§ WORK TO BE COMPLETED: Reproduce every line of the data below verbatim, without changing any character.

§ AVAILABLE RECORDS:
┌────────
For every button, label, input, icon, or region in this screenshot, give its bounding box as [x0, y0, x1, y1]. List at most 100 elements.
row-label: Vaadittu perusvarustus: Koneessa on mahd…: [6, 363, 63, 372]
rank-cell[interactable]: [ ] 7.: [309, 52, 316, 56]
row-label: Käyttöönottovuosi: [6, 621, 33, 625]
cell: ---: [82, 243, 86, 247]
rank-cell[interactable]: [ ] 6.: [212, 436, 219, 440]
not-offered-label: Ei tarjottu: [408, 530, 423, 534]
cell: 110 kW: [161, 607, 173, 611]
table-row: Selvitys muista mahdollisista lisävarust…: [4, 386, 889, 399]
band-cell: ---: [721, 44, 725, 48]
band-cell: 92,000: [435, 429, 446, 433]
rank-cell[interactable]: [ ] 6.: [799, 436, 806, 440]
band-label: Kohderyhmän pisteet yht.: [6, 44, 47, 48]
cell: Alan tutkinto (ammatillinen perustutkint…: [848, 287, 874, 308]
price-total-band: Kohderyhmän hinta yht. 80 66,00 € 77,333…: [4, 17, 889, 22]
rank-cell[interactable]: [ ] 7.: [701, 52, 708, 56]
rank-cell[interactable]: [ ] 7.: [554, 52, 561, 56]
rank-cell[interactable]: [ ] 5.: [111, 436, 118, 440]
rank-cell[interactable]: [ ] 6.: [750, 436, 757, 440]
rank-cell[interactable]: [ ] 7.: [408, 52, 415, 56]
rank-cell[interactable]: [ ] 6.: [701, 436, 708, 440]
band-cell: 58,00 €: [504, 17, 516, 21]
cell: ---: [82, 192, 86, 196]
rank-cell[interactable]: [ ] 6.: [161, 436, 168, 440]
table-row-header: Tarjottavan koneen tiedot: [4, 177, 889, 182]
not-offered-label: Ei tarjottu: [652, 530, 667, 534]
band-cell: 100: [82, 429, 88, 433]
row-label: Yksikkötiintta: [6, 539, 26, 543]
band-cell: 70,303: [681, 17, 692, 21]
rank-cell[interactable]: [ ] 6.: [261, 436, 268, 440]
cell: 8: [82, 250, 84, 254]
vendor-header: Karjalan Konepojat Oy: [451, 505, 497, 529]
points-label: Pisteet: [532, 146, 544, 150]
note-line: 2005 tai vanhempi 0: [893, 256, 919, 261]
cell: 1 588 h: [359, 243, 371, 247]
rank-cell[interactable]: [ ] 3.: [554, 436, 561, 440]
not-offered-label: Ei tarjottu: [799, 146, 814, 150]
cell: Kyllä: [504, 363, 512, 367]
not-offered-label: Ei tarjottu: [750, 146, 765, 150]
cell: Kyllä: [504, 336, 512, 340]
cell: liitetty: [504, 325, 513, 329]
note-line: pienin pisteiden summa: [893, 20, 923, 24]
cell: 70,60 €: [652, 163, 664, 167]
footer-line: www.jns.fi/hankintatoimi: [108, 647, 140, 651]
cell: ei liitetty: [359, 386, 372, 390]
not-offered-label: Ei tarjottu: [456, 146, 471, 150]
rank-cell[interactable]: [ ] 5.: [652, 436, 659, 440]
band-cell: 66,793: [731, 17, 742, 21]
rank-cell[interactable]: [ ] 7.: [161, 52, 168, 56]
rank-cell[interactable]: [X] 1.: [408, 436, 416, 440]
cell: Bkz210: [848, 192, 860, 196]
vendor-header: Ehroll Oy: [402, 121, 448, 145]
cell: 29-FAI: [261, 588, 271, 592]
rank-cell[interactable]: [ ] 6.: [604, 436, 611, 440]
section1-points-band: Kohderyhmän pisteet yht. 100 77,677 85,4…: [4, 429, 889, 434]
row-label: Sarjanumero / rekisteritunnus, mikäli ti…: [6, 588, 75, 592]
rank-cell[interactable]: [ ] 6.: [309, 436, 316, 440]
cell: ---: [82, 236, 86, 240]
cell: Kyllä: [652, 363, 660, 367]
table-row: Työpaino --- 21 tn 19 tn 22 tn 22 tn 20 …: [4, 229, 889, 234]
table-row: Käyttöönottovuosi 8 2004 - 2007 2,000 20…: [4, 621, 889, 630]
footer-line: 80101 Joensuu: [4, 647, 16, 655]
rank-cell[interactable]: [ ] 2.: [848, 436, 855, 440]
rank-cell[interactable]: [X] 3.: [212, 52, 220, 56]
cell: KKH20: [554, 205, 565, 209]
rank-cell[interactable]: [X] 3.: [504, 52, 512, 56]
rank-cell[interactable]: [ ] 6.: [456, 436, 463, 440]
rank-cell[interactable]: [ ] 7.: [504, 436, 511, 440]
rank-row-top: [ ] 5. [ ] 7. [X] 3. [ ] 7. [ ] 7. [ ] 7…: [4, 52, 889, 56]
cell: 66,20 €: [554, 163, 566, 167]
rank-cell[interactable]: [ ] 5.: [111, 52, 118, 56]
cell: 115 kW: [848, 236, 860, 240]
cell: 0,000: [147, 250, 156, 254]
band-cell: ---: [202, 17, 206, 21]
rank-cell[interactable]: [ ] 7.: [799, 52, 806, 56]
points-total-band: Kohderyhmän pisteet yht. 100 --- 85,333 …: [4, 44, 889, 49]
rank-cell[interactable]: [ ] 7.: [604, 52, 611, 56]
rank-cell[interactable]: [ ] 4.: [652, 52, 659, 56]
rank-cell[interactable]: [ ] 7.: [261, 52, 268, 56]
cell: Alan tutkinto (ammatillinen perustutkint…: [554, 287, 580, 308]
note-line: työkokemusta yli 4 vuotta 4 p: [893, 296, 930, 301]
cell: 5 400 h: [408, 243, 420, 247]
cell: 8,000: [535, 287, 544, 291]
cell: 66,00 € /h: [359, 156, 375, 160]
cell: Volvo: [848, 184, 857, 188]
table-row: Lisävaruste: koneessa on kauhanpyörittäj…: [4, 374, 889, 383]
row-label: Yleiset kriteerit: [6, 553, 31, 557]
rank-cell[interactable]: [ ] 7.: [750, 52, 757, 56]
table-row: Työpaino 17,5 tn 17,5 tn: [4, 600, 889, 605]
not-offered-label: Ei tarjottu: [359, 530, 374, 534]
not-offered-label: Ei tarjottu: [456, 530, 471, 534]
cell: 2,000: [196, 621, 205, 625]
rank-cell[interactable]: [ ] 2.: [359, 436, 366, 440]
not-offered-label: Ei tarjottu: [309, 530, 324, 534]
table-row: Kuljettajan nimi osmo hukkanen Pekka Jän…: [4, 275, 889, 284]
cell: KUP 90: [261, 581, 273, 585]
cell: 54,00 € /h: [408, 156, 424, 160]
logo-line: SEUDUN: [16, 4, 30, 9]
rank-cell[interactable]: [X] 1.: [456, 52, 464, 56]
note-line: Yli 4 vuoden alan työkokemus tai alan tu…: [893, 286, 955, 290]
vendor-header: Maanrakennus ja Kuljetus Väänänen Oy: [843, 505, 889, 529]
└────────
§ RESPONSE:
For every button, label, input, icon, or region in this screenshot, give its bounding box as [x0, y0, x1, y1]. List at most 100 elements.
row-label: Vaadittu perusvarustus: Koneessa on mahd…: [6, 363, 63, 372]
rank-cell[interactable]: [ ] 7.: [309, 52, 316, 56]
row-label: Käyttöönottovuosi: [6, 621, 33, 625]
cell: ---: [82, 243, 86, 247]
rank-cell[interactable]: [ ] 6.: [212, 436, 219, 440]
not-offered-label: Ei tarjottu: [408, 530, 423, 534]
cell: 110 kW: [161, 607, 173, 611]
table-row: Selvitys muista mahdollisista lisävarust…: [4, 386, 889, 399]
band-cell: ---: [721, 44, 725, 48]
band-cell: 92,000: [435, 429, 446, 433]
rank-cell[interactable]: [ ] 6.: [799, 436, 806, 440]
band-label: Kohderyhmän pisteet yht.: [6, 44, 47, 48]
cell: Alan tutkinto (ammatillinen perustutkint…: [848, 287, 874, 308]
price-total-band: Kohderyhmän hinta yht. 80 66,00 € 77,333…: [4, 17, 889, 22]
rank-cell[interactable]: [ ] 7.: [701, 52, 708, 56]
rank-cell[interactable]: [ ] 7.: [554, 52, 561, 56]
rank-cell[interactable]: [ ] 5.: [111, 436, 118, 440]
rank-cell[interactable]: [ ] 6.: [750, 436, 757, 440]
rank-cell[interactable]: [ ] 7.: [408, 52, 415, 56]
rank-cell[interactable]: [ ] 6.: [701, 436, 708, 440]
band-cell: 58,00 €: [504, 17, 516, 21]
cell: ---: [82, 192, 86, 196]
rank-cell[interactable]: [ ] 6.: [161, 436, 168, 440]
table-row-header: Tarjottavan koneen tiedot: [4, 177, 889, 182]
not-offered-label: Ei tarjottu: [652, 530, 667, 534]
band-cell: 100: [82, 429, 88, 433]
row-label: Yksikkötiintta: [6, 539, 26, 543]
band-cell: 70,303: [681, 17, 692, 21]
rank-cell[interactable]: [ ] 6.: [261, 436, 268, 440]
cell: 8: [82, 250, 84, 254]
vendor-header: Karjalan Konepojat Oy: [451, 505, 497, 529]
points-label: Pisteet: [532, 146, 544, 150]
note-line: 2005 tai vanhempi 0: [893, 256, 919, 261]
cell: 1 588 h: [359, 243, 371, 247]
rank-cell[interactable]: [ ] 3.: [554, 436, 561, 440]
not-offered-label: Ei tarjottu: [799, 146, 814, 150]
cell: Kyllä: [504, 363, 512, 367]
not-offered-label: Ei tarjottu: [750, 146, 765, 150]
cell: Kyllä: [504, 336, 512, 340]
cell: liitetty: [504, 325, 513, 329]
note-line: pienin pisteiden summa: [893, 20, 923, 24]
cell: 70,60 €: [652, 163, 664, 167]
footer-line: www.jns.fi/hankintatoimi: [108, 647, 140, 651]
cell: ei liitetty: [359, 386, 372, 390]
not-offered-label: Ei tarjottu: [456, 146, 471, 150]
rank-cell[interactable]: [ ] 5.: [652, 436, 659, 440]
band-cell: 66,793: [731, 17, 742, 21]
rank-cell[interactable]: [ ] 7.: [161, 52, 168, 56]
rank-cell[interactable]: [X] 1.: [408, 436, 416, 440]
cell: Bkz210: [848, 192, 860, 196]
vendor-header: Ehroll Oy: [402, 121, 448, 145]
cell: 29-FAI: [261, 588, 271, 592]
rank-cell[interactable]: [ ] 6.: [604, 436, 611, 440]
section1-points-band: Kohderyhmän pisteet yht. 100 77,677 85,4…: [4, 429, 889, 434]
row-label: Sarjanumero / rekisteritunnus, mikäli ti…: [6, 588, 75, 592]
rank-cell[interactable]: [ ] 6.: [309, 436, 316, 440]
cell: ---: [82, 236, 86, 240]
cell: Kyllä: [652, 363, 660, 367]
table-row: Työpaino --- 21 tn 19 tn 22 tn 22 tn 20 …: [4, 229, 889, 234]
table-row: Käyttöönottovuosi 8 2004 - 2007 2,000 20…: [4, 621, 889, 630]
footer-line: 80101 Joensuu: [4, 647, 16, 655]
rank-cell[interactable]: [ ] 2.: [848, 436, 855, 440]
rank-cell[interactable]: [X] 3.: [212, 52, 220, 56]
cell: KKH20: [554, 205, 565, 209]
rank-cell[interactable]: [X] 3.: [504, 52, 512, 56]
rank-cell[interactable]: [ ] 6.: [456, 436, 463, 440]
rank-cell[interactable]: [ ] 7.: [504, 436, 511, 440]
rank-row-top: [ ] 5. [ ] 7. [X] 3. [ ] 7. [ ] 7. [ ] 7…: [4, 52, 889, 56]
cell: 66,20 €: [554, 163, 566, 167]
rank-cell[interactable]: [ ] 5.: [111, 52, 118, 56]
cell: 115 kW: [848, 236, 860, 240]
cell: 0,000: [147, 250, 156, 254]
band-cell: ---: [202, 17, 206, 21]
rank-cell[interactable]: [ ] 7.: [799, 52, 806, 56]
points-total-band: Kohderyhmän pisteet yht. 100 --- 85,333 …: [4, 44, 889, 49]
rank-cell[interactable]: [ ] 7.: [604, 52, 611, 56]
rank-cell[interactable]: [ ] 4.: [652, 52, 659, 56]
rank-cell[interactable]: [ ] 7.: [261, 52, 268, 56]
cell: Alan tutkinto (ammatillinen perustutkint…: [554, 287, 580, 308]
note-line: työkokemusta yli 4 vuotta 4 p: [893, 296, 930, 301]
cell: 5 400 h: [408, 243, 420, 247]
cell: 8,000: [535, 287, 544, 291]
cell: 66,00 € /h: [359, 156, 375, 160]
cell: Volvo: [848, 184, 857, 188]
table-row: Lisävaruste: koneessa on kauhanpyörittäj…: [4, 374, 889, 383]
row-label: Yleiset kriteerit: [6, 553, 31, 557]
rank-cell[interactable]: [ ] 7.: [750, 52, 757, 56]
table-row: Työpaino 17,5 tn 17,5 tn: [4, 600, 889, 605]
not-offered-label: Ei tarjottu: [359, 530, 374, 534]
not-offered-label: Ei tarjottu: [456, 530, 471, 534]
cell: 2,000: [196, 621, 205, 625]
rank-cell[interactable]: [ ] 2.: [359, 436, 366, 440]
not-offered-label: Ei tarjottu: [309, 530, 324, 534]
table-row: Kuljettajan nimi osmo hukkanen Pekka Jän…: [4, 275, 889, 284]
cell: KUP 90: [261, 581, 273, 585]
cell: 54,00 € /h: [408, 156, 424, 160]
logo-line: SEUDUN: [16, 4, 30, 9]
rank-cell[interactable]: [X] 1.: [456, 52, 464, 56]
note-line: Yli 4 vuoden alan työkokemus tai alan tu…: [893, 286, 955, 290]
vendor-header: Maanrakennus ja Kuljetus Väänänen Oy: [843, 505, 889, 529]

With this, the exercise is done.